--- DATASET ---

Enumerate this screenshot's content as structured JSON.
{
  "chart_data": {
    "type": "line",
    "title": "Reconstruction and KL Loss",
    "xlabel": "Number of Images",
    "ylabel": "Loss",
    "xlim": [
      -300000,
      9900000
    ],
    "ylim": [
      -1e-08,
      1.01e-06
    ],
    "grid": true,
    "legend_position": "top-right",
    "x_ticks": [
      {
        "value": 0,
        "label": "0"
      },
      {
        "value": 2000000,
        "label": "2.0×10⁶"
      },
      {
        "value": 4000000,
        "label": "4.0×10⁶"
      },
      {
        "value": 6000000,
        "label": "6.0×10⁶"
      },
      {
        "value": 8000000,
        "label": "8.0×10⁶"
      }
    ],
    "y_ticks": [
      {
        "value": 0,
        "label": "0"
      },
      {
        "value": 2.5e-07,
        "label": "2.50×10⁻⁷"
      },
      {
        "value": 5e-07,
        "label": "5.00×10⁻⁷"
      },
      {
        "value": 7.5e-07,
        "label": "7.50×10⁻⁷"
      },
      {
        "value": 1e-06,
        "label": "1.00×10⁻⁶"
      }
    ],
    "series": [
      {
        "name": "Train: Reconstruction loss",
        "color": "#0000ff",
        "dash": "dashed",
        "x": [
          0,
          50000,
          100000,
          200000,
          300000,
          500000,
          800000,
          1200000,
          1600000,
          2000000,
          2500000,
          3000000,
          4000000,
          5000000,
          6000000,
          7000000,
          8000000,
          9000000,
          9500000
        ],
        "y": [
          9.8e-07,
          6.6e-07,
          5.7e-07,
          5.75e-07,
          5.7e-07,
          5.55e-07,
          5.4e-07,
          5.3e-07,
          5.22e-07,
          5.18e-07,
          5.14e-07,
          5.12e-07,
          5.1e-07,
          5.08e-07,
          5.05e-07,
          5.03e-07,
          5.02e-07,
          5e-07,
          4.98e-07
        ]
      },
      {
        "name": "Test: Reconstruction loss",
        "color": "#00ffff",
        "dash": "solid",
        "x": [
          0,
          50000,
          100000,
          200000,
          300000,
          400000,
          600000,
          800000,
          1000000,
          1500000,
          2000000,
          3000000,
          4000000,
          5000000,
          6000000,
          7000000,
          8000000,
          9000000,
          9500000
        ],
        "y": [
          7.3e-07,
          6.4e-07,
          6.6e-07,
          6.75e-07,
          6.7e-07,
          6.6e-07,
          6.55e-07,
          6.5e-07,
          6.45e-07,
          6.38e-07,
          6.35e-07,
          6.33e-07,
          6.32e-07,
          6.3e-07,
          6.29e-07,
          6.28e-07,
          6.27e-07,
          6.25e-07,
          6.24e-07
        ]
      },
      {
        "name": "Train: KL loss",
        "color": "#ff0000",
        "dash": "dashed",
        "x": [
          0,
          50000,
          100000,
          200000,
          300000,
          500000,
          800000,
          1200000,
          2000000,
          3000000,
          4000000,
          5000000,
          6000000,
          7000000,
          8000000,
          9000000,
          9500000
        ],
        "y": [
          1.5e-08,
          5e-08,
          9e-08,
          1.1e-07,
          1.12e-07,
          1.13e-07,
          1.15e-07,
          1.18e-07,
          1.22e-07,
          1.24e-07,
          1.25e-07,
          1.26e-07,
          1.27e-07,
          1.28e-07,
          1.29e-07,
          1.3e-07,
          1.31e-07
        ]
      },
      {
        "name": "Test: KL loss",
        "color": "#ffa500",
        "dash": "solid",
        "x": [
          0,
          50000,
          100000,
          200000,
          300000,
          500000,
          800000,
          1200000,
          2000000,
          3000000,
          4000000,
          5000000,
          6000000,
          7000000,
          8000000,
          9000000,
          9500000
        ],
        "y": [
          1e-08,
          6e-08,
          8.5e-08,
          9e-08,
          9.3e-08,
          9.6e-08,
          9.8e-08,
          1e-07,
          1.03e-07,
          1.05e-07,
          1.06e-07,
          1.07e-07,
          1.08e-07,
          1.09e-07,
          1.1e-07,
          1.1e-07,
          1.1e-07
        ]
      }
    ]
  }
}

---

_DIRECTIONS_:
Copy all of the data exactly.

_REPLY_:
Enumerate this screenshot's content as structured JSON.
{
  "chart_data": {
    "type": "line",
    "title": "Reconstruction and KL Loss",
    "xlabel": "Number of Images",
    "ylabel": "Loss",
    "xlim": [
      -300000,
      9900000
    ],
    "ylim": [
      -1e-08,
      1.01e-06
    ],
    "grid": true,
    "legend_position": "top-right",
    "x_ticks": [
      {
        "value": 0,
        "label": "0"
      },
      {
        "value": 2000000,
        "label": "2.0×10⁶"
      },
      {
        "value": 4000000,
        "label": "4.0×10⁶"
      },
      {
        "value": 6000000,
        "label": "6.0×10⁶"
      },
      {
        "value": 8000000,
        "label": "8.0×10⁶"
      }
    ],
    "y_ticks": [
      {
        "value": 0,
        "label": "0"
      },
      {
        "value": 2.5e-07,
        "label": "2.50×10⁻⁷"
      },
      {
        "value": 5e-07,
        "label": "5.00×10⁻⁷"
      },
      {
        "value": 7.5e-07,
        "label": "7.50×10⁻⁷"
      },
      {
        "value": 1e-06,
        "label": "1.00×10⁻⁶"
      }
    ],
    "series": [
      {
        "name": "Train: Reconstruction loss",
        "color": "#0000ff",
        "dash": "dashed",
        "x": [
          0,
          50000,
          100000,
          200000,
          300000,
          500000,
          800000,
          1200000,
          1600000,
          2000000,
          2500000,
          3000000,
          4000000,
          5000000,
          6000000,
          7000000,
          8000000,
          9000000,
          9500000
        ],
        "y": [
          9.8e-07,
          6.6e-07,
          5.7e-07,
          5.75e-07,
          5.7e-07,
          5.55e-07,
          5.4e-07,
          5.3e-07,
          5.22e-07,
          5.18e-07,
          5.14e-07,
          5.12e-07,
          5.1e-07,
          5.08e-07,
          5.05e-07,
          5.03e-07,
          5.02e-07,
          5e-07,
          4.98e-07
        ]
      },
      {
        "name": "Test: Reconstruction loss",
        "color": "#00ffff",
        "dash": "solid",
        "x": [
          0,
          50000,
          100000,
          200000,
          300000,
          400000,
          600000,
          800000,
          1000000,
          1500000,
          2000000,
          3000000,
          4000000,
          5000000,
          6000000,
          7000000,
          8000000,
          9000000,
          9500000
        ],
        "y": [
          7.3e-07,
          6.4e-07,
          6.6e-07,
          6.75e-07,
          6.7e-07,
          6.6e-07,
          6.55e-07,
          6.5e-07,
          6.45e-07,
          6.38e-07,
          6.35e-07,
          6.33e-07,
          6.32e-07,
          6.3e-07,
          6.29e-07,
          6.28e-07,
          6.27e-07,
          6.25e-07,
          6.24e-07
        ]
      },
      {
        "name": "Train: KL loss",
        "color": "#ff0000",
        "dash": "dashed",
        "x": [
          0,
          50000,
          100000,
          200000,
          300000,
          500000,
          800000,
          1200000,
          2000000,
          3000000,
          4000000,
          5000000,
          6000000,
          7000000,
          8000000,
          9000000,
          9500000
        ],
        "y": [
          1.5e-08,
          5e-08,
          9e-08,
          1.1e-07,
          1.12e-07,
          1.13e-07,
          1.15e-07,
          1.18e-07,
          1.22e-07,
          1.24e-07,
          1.25e-07,
          1.26e-07,
          1.27e-07,
          1.28e-07,
          1.29e-07,
          1.3e-07,
          1.31e-07
        ]
      },
      {
        "name": "Test: KL loss",
        "color": "#ffa500",
        "dash": "solid",
        "x": [
          0,
          50000,
          100000,
          200000,
          300000,
          500000,
          800000,
          1200000,
          2000000,
          3000000,
          4000000,
          5000000,
          6000000,
          7000000,
          8000000,
          9000000,
          9500000
        ],
        "y": [
          1e-08,
          6e-08,
          8.5e-08,
          9e-08,
          9.3e-08,
          9.6e-08,
          9.8e-08,
          1e-07,
          1.03e-07,
          1.05e-07,
          1.06e-07,
          1.07e-07,
          1.08e-07,
          1.09e-07,
          1.1e-07,
          1.1e-07,
          1.1e-07
        ]
      }
    ]
  }
}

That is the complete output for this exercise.